## Task to complete
Find every line with the word "России" and report how many there are, without any other text.

==== Record extracts

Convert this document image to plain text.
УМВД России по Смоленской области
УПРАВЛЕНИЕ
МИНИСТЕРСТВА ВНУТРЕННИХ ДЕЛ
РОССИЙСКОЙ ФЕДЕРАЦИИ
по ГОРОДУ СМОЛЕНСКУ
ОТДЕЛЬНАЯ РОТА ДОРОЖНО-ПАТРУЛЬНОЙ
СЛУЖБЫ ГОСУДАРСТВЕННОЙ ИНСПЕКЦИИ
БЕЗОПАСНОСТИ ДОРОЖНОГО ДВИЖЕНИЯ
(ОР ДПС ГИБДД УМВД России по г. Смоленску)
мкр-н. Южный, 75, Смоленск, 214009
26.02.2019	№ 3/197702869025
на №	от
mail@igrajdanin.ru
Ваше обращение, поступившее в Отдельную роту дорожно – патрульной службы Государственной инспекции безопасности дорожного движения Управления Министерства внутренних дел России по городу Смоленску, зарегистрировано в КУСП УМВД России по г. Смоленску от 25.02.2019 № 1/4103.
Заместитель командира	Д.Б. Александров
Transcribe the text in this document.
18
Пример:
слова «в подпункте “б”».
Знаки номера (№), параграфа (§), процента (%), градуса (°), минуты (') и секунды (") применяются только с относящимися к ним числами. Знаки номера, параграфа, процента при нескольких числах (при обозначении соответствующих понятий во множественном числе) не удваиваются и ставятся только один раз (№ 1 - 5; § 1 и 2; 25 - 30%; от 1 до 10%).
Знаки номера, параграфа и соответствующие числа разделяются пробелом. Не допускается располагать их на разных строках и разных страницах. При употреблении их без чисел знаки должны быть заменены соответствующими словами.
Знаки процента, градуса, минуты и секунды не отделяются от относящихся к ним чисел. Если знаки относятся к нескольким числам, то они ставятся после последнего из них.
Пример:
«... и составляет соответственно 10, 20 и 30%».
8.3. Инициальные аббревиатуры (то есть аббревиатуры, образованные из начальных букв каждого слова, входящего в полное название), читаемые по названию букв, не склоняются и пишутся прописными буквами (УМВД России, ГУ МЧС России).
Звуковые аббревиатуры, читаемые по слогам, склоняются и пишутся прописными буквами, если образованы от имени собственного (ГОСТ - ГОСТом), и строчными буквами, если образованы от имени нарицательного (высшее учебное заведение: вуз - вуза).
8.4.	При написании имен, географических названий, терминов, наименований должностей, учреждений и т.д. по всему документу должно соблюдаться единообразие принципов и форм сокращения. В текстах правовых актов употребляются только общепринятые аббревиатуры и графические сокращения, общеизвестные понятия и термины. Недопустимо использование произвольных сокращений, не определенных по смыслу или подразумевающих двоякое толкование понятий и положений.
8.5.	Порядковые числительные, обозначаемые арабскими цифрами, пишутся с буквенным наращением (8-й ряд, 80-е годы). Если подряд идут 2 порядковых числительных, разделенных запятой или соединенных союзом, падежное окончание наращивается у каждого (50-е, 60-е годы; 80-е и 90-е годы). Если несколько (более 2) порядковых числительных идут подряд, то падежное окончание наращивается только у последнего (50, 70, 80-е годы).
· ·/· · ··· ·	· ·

========

## Expected output
4